#### DATA SECTION
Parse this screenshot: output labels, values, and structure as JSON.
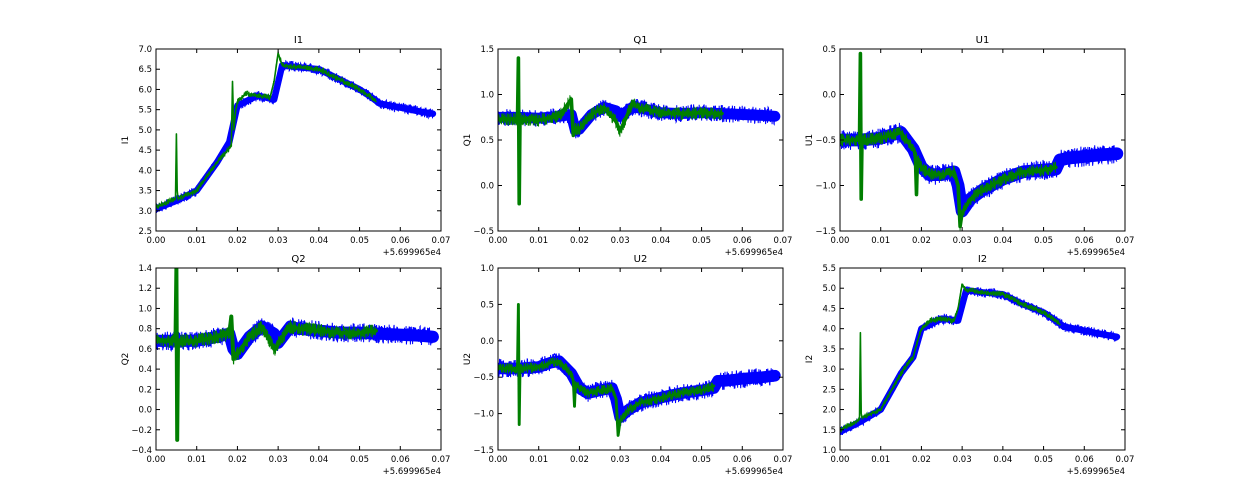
{
  "chart_data": [
    {
      "type": "line",
      "title": "I1",
      "ylabel": "I1",
      "xlim": [
        0.0,
        0.07
      ],
      "ylim": [
        2.5,
        7.0
      ],
      "x_ticks": [
        0.0,
        0.01,
        0.02,
        0.03,
        0.04,
        0.05,
        0.06,
        0.07
      ],
      "x_tick_labels": [
        "0.00",
        "0.01",
        "0.02",
        "0.03",
        "0.04",
        "0.05",
        "0.06",
        "0.07"
      ],
      "y_ticks": [
        2.5,
        3.0,
        3.5,
        4.0,
        4.5,
        5.0,
        5.5,
        6.0,
        6.5,
        7.0
      ],
      "y_tick_labels": [
        "2.5",
        "3.0",
        "3.5",
        "4.0",
        "4.5",
        "5.0",
        "5.5",
        "6.0",
        "6.5",
        "7.0"
      ],
      "x_offset_label": "+5.699965e4",
      "grid": false,
      "series": [
        {
          "color": "#0000ff",
          "band": 0.08,
          "x": [
            0.0,
            0.005,
            0.01,
            0.015,
            0.018,
            0.02,
            0.025,
            0.029,
            0.031,
            0.035,
            0.04,
            0.045,
            0.05,
            0.053,
            0.055,
            0.06,
            0.065,
            0.068
          ],
          "y": [
            3.05,
            3.25,
            3.5,
            4.2,
            4.7,
            5.6,
            5.85,
            5.75,
            6.6,
            6.55,
            6.5,
            6.25,
            6.0,
            5.8,
            5.65,
            5.55,
            5.45,
            5.4
          ]
        },
        {
          "color": "#007f00",
          "band": 0.02,
          "x": [
            0.0,
            0.0048,
            0.005,
            0.0052,
            0.0054,
            0.01,
            0.015,
            0.0185,
            0.0188,
            0.0191,
            0.0196,
            0.02,
            0.022,
            0.025,
            0.028,
            0.029,
            0.03,
            0.031,
            0.035,
            0.04,
            0.045,
            0.05,
            0.053,
            0.054
          ],
          "y": [
            3.1,
            3.3,
            4.9,
            3.5,
            3.3,
            3.5,
            4.2,
            4.6,
            6.2,
            5.0,
            5.5,
            5.7,
            5.9,
            5.85,
            5.8,
            6.2,
            6.9,
            6.6,
            6.55,
            6.5,
            6.25,
            6.0,
            5.8,
            5.7
          ]
        }
      ]
    },
    {
      "type": "line",
      "title": "Q1",
      "ylabel": "Q1",
      "xlim": [
        0.0,
        0.07
      ],
      "ylim": [
        -0.5,
        1.5
      ],
      "x_ticks": [
        0.0,
        0.01,
        0.02,
        0.03,
        0.04,
        0.05,
        0.06,
        0.07
      ],
      "x_tick_labels": [
        "0.00",
        "0.01",
        "0.02",
        "0.03",
        "0.04",
        "0.05",
        "0.06",
        "0.07"
      ],
      "y_ticks": [
        -0.5,
        0.0,
        0.5,
        1.0,
        1.5
      ],
      "y_tick_labels": [
        "−0.5",
        "0.0",
        "0.5",
        "1.0",
        "1.5"
      ],
      "x_offset_label": "+5.699965e4",
      "grid": false,
      "series": [
        {
          "color": "#0000ff",
          "band": 0.06,
          "x": [
            0.0,
            0.005,
            0.01,
            0.015,
            0.018,
            0.019,
            0.02,
            0.023,
            0.026,
            0.029,
            0.03,
            0.033,
            0.035,
            0.04,
            0.045,
            0.05,
            0.055,
            0.06,
            0.065,
            0.068
          ],
          "y": [
            0.75,
            0.75,
            0.74,
            0.76,
            0.78,
            0.6,
            0.62,
            0.78,
            0.86,
            0.82,
            0.76,
            0.86,
            0.85,
            0.8,
            0.79,
            0.8,
            0.79,
            0.78,
            0.77,
            0.76
          ],
          "spikes": [
            [
              0.005,
              1.4,
              -0.2
            ]
          ]
        },
        {
          "color": "#007f00",
          "band": 0.02,
          "x": [
            0.0,
            0.0048,
            0.005,
            0.0052,
            0.0054,
            0.01,
            0.015,
            0.018,
            0.0185,
            0.019,
            0.02,
            0.023,
            0.026,
            0.029,
            0.03,
            0.033,
            0.035,
            0.04,
            0.045,
            0.05,
            0.055
          ],
          "y": [
            0.73,
            0.73,
            1.4,
            -0.2,
            0.73,
            0.72,
            0.76,
            0.95,
            0.55,
            0.62,
            0.62,
            0.78,
            0.86,
            0.7,
            0.6,
            0.9,
            0.85,
            0.8,
            0.79,
            0.8,
            0.79
          ]
        }
      ]
    },
    {
      "type": "line",
      "title": "U1",
      "ylabel": "U1",
      "xlim": [
        0.0,
        0.07
      ],
      "ylim": [
        -1.5,
        0.5
      ],
      "x_ticks": [
        0.0,
        0.01,
        0.02,
        0.03,
        0.04,
        0.05,
        0.06,
        0.07
      ],
      "x_tick_labels": [
        "0.00",
        "0.01",
        "0.02",
        "0.03",
        "0.04",
        "0.05",
        "0.06",
        "0.07"
      ],
      "y_ticks": [
        -1.5,
        -1.0,
        -0.5,
        0.0,
        0.5
      ],
      "y_tick_labels": [
        "−1.5",
        "−1.0",
        "−0.5",
        "0.0",
        "0.5"
      ],
      "x_offset_label": "+5.699965e4",
      "grid": false,
      "series": [
        {
          "color": "#0000ff",
          "band": 0.07,
          "x": [
            0.0,
            0.005,
            0.01,
            0.013,
            0.015,
            0.018,
            0.02,
            0.022,
            0.025,
            0.028,
            0.029,
            0.03,
            0.032,
            0.035,
            0.04,
            0.045,
            0.05,
            0.053,
            0.054,
            0.056,
            0.06,
            0.065,
            0.068
          ],
          "y": [
            -0.5,
            -0.5,
            -0.48,
            -0.44,
            -0.42,
            -0.6,
            -0.8,
            -0.88,
            -0.88,
            -0.85,
            -1.0,
            -1.28,
            -1.15,
            -1.05,
            -0.93,
            -0.85,
            -0.83,
            -0.82,
            -0.72,
            -0.7,
            -0.68,
            -0.66,
            -0.65
          ]
        },
        {
          "color": "#007f00",
          "band": 0.02,
          "x": [
            0.0,
            0.0048,
            0.005,
            0.0052,
            0.0054,
            0.01,
            0.013,
            0.015,
            0.018,
            0.0185,
            0.0188,
            0.019,
            0.02,
            0.022,
            0.025,
            0.028,
            0.029,
            0.0295,
            0.03,
            0.032,
            0.035,
            0.04,
            0.045,
            0.05,
            0.053
          ],
          "y": [
            -0.5,
            -0.5,
            0.45,
            -1.15,
            -0.5,
            -0.48,
            -0.44,
            -0.42,
            -0.6,
            -0.65,
            -1.1,
            -0.7,
            -0.8,
            -0.88,
            -0.88,
            -0.85,
            -1.0,
            -1.45,
            -1.3,
            -1.15,
            -1.05,
            -0.93,
            -0.85,
            -0.83,
            -0.8
          ]
        }
      ]
    },
    {
      "type": "line",
      "title": "Q2",
      "ylabel": "Q2",
      "xlim": [
        0.0,
        0.07
      ],
      "ylim": [
        -0.4,
        1.4
      ],
      "x_ticks": [
        0.0,
        0.01,
        0.02,
        0.03,
        0.04,
        0.05,
        0.06,
        0.07
      ],
      "x_tick_labels": [
        "0.00",
        "0.01",
        "0.02",
        "0.03",
        "0.04",
        "0.05",
        "0.06",
        "0.07"
      ],
      "y_ticks": [
        -0.4,
        -0.2,
        0.0,
        0.2,
        0.4,
        0.6,
        0.8,
        1.0,
        1.2,
        1.4
      ],
      "y_tick_labels": [
        "−0.4",
        "−0.2",
        "0.0",
        "0.2",
        "0.4",
        "0.6",
        "0.8",
        "1.0",
        "1.2",
        "1.4"
      ],
      "x_offset_label": "+5.699965e4",
      "grid": false,
      "series": [
        {
          "color": "#0000ff",
          "band": 0.06,
          "x": [
            0.0,
            0.005,
            0.01,
            0.015,
            0.018,
            0.019,
            0.02,
            0.023,
            0.026,
            0.029,
            0.03,
            0.033,
            0.035,
            0.04,
            0.045,
            0.05,
            0.055,
            0.06,
            0.065,
            0.068
          ],
          "y": [
            0.68,
            0.68,
            0.68,
            0.72,
            0.75,
            0.6,
            0.55,
            0.72,
            0.82,
            0.75,
            0.66,
            0.82,
            0.8,
            0.78,
            0.76,
            0.76,
            0.75,
            0.74,
            0.73,
            0.72
          ]
        },
        {
          "color": "#007f00",
          "band": 0.02,
          "x": [
            0.0,
            0.0048,
            0.005,
            0.0052,
            0.0054,
            0.01,
            0.015,
            0.018,
            0.0185,
            0.019,
            0.02,
            0.023,
            0.026,
            0.029,
            0.0295,
            0.03,
            0.033,
            0.035,
            0.04,
            0.045,
            0.05,
            0.054
          ],
          "y": [
            0.68,
            0.68,
            1.4,
            -0.3,
            0.68,
            0.68,
            0.72,
            0.75,
            0.92,
            0.5,
            0.55,
            0.72,
            0.82,
            0.6,
            0.6,
            0.66,
            0.82,
            0.8,
            0.78,
            0.76,
            0.76,
            0.78
          ]
        }
      ]
    },
    {
      "type": "line",
      "title": "U2",
      "ylabel": "U2",
      "xlim": [
        0.0,
        0.07
      ],
      "ylim": [
        -1.5,
        1.0
      ],
      "x_ticks": [
        0.0,
        0.01,
        0.02,
        0.03,
        0.04,
        0.05,
        0.06,
        0.07
      ],
      "x_tick_labels": [
        "0.00",
        "0.01",
        "0.02",
        "0.03",
        "0.04",
        "0.05",
        "0.06",
        "0.07"
      ],
      "y_ticks": [
        -1.5,
        -1.0,
        -0.5,
        0.0,
        0.5,
        1.0
      ],
      "y_tick_labels": [
        "−1.5",
        "−1.0",
        "−0.5",
        "0.0",
        "0.5",
        "1.0"
      ],
      "x_offset_label": "+5.699965e4",
      "grid": false,
      "series": [
        {
          "color": "#0000ff",
          "band": 0.08,
          "x": [
            0.0,
            0.005,
            0.01,
            0.013,
            0.015,
            0.018,
            0.02,
            0.022,
            0.025,
            0.028,
            0.029,
            0.03,
            0.032,
            0.035,
            0.04,
            0.045,
            0.05,
            0.053,
            0.054,
            0.056,
            0.06,
            0.065,
            0.068
          ],
          "y": [
            -0.38,
            -0.38,
            -0.36,
            -0.3,
            -0.28,
            -0.45,
            -0.65,
            -0.72,
            -0.68,
            -0.65,
            -0.8,
            -1.05,
            -0.95,
            -0.85,
            -0.78,
            -0.72,
            -0.68,
            -0.65,
            -0.55,
            -0.55,
            -0.52,
            -0.5,
            -0.48
          ]
        },
        {
          "color": "#007f00",
          "band": 0.02,
          "x": [
            0.0,
            0.0048,
            0.005,
            0.0052,
            0.0054,
            0.01,
            0.013,
            0.015,
            0.018,
            0.0185,
            0.0188,
            0.019,
            0.02,
            0.022,
            0.025,
            0.028,
            0.029,
            0.0295,
            0.03,
            0.032,
            0.035,
            0.04,
            0.045,
            0.05,
            0.053
          ],
          "y": [
            -0.38,
            -0.38,
            0.5,
            -1.15,
            -0.38,
            -0.36,
            -0.3,
            -0.28,
            -0.45,
            -0.55,
            -0.9,
            -0.6,
            -0.65,
            -0.72,
            -0.68,
            -0.65,
            -0.8,
            -1.3,
            -1.1,
            -0.95,
            -0.85,
            -0.78,
            -0.72,
            -0.68,
            -0.62
          ]
        }
      ]
    },
    {
      "type": "line",
      "title": "I2",
      "ylabel": "I2",
      "xlim": [
        0.0,
        0.07
      ],
      "ylim": [
        1.0,
        5.5
      ],
      "x_ticks": [
        0.0,
        0.01,
        0.02,
        0.03,
        0.04,
        0.05,
        0.06,
        0.07
      ],
      "x_tick_labels": [
        "0.00",
        "0.01",
        "0.02",
        "0.03",
        "0.04",
        "0.05",
        "0.06",
        "0.07"
      ],
      "y_ticks": [
        1.0,
        1.5,
        2.0,
        2.5,
        3.0,
        3.5,
        4.0,
        4.5,
        5.0,
        5.5
      ],
      "y_tick_labels": [
        "1.0",
        "1.5",
        "2.0",
        "2.5",
        "3.0",
        "3.5",
        "4.0",
        "4.5",
        "5.0",
        "5.5"
      ],
      "x_offset_label": "+5.699965e4",
      "grid": false,
      "series": [
        {
          "color": "#0000ff",
          "band": 0.08,
          "x": [
            0.0,
            0.005,
            0.01,
            0.015,
            0.018,
            0.02,
            0.025,
            0.029,
            0.031,
            0.035,
            0.04,
            0.045,
            0.05,
            0.053,
            0.055,
            0.06,
            0.065,
            0.068
          ],
          "y": [
            1.45,
            1.7,
            2.0,
            2.9,
            3.3,
            4.0,
            4.25,
            4.2,
            4.95,
            4.9,
            4.85,
            4.6,
            4.4,
            4.2,
            4.05,
            3.95,
            3.85,
            3.8
          ]
        },
        {
          "color": "#007f00",
          "band": 0.02,
          "x": [
            0.0,
            0.0048,
            0.005,
            0.0052,
            0.0054,
            0.01,
            0.015,
            0.018,
            0.0185,
            0.02,
            0.022,
            0.025,
            0.028,
            0.029,
            0.03,
            0.031,
            0.035,
            0.04,
            0.045,
            0.05,
            0.053,
            0.054
          ],
          "y": [
            1.5,
            1.75,
            3.9,
            1.9,
            1.8,
            2.0,
            2.9,
            3.3,
            3.5,
            4.0,
            4.2,
            4.25,
            4.2,
            4.5,
            5.1,
            4.95,
            4.9,
            4.85,
            4.6,
            4.4,
            4.2,
            4.1
          ]
        }
      ]
    }
  ]
}
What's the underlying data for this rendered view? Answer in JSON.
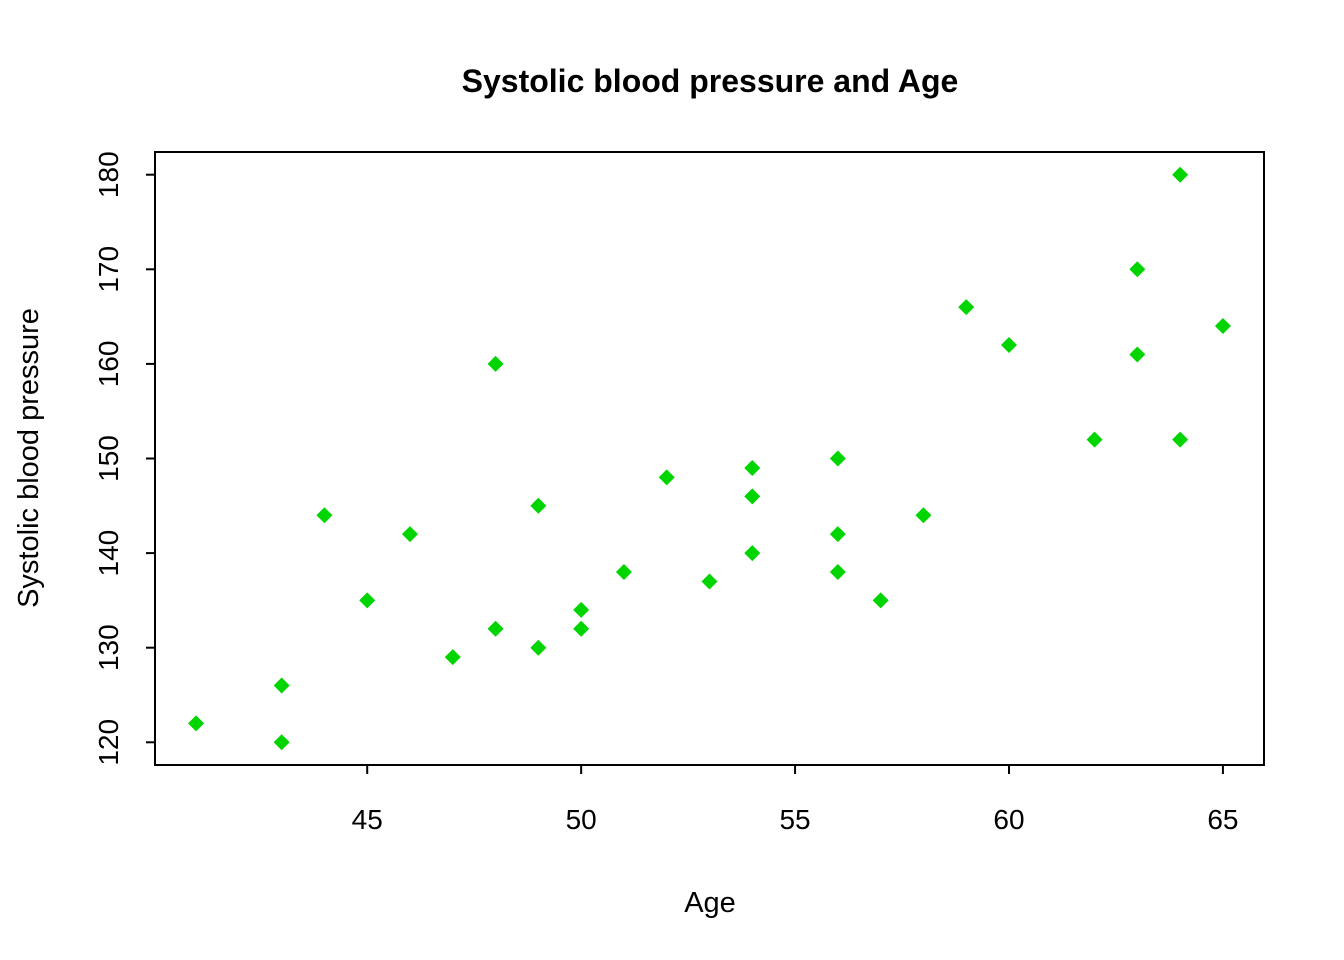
{
  "chart_data": {
    "type": "scatter",
    "title": "Systolic blood pressure and Age",
    "xlabel": "Age",
    "ylabel": "Systolic blood pressure",
    "xlim": [
      40.04,
      65.96
    ],
    "ylim": [
      117.6,
      182.4
    ],
    "xticks": [
      45,
      50,
      55,
      60,
      65
    ],
    "yticks": [
      120,
      130,
      140,
      150,
      160,
      170,
      180
    ],
    "grid": false,
    "legend": "none",
    "marker": "diamond",
    "point_color": "#00D500",
    "axis_color": "#000000",
    "series": [
      {
        "name": "Systolic blood pressure",
        "x": [
          41,
          43,
          43,
          44,
          45,
          46,
          47,
          48,
          48,
          49,
          49,
          50,
          50,
          51,
          52,
          53,
          54,
          54,
          54,
          56,
          56,
          56,
          57,
          58,
          59,
          60,
          62,
          63,
          63,
          64,
          64,
          65
        ],
        "y": [
          122,
          126,
          120,
          144,
          135,
          142,
          129,
          160,
          132,
          145,
          130,
          134,
          132,
          138,
          148,
          137,
          149,
          146,
          140,
          150,
          142,
          138,
          135,
          144,
          166,
          162,
          152,
          170,
          161,
          180,
          152,
          164
        ]
      }
    ]
  }
}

#### SET TASK
Every line from the one containing "What's the underlying" through the end of the listing is to be copied exactly; the pictures are not.

#### EXERCISE RESPONSE
What's the underlying data for this rendered view? Answer in JSON.
{
  "chart_data": {
    "type": "scatter",
    "title": "Systolic blood pressure and Age",
    "xlabel": "Age",
    "ylabel": "Systolic blood pressure",
    "xlim": [
      40.04,
      65.96
    ],
    "ylim": [
      117.6,
      182.4
    ],
    "xticks": [
      45,
      50,
      55,
      60,
      65
    ],
    "yticks": [
      120,
      130,
      140,
      150,
      160,
      170,
      180
    ],
    "grid": false,
    "legend": "none",
    "marker": "diamond",
    "point_color": "#00D500",
    "axis_color": "#000000",
    "series": [
      {
        "name": "Systolic blood pressure",
        "x": [
          41,
          43,
          43,
          44,
          45,
          46,
          47,
          48,
          48,
          49,
          49,
          50,
          50,
          51,
          52,
          53,
          54,
          54,
          54,
          56,
          56,
          56,
          57,
          58,
          59,
          60,
          62,
          63,
          63,
          64,
          64,
          65
        ],
        "y": [
          122,
          126,
          120,
          144,
          135,
          142,
          129,
          160,
          132,
          145,
          130,
          134,
          132,
          138,
          148,
          137,
          149,
          146,
          140,
          150,
          142,
          138,
          135,
          144,
          166,
          162,
          152,
          170,
          161,
          180,
          152,
          164
        ]
      }
    ]
  }
}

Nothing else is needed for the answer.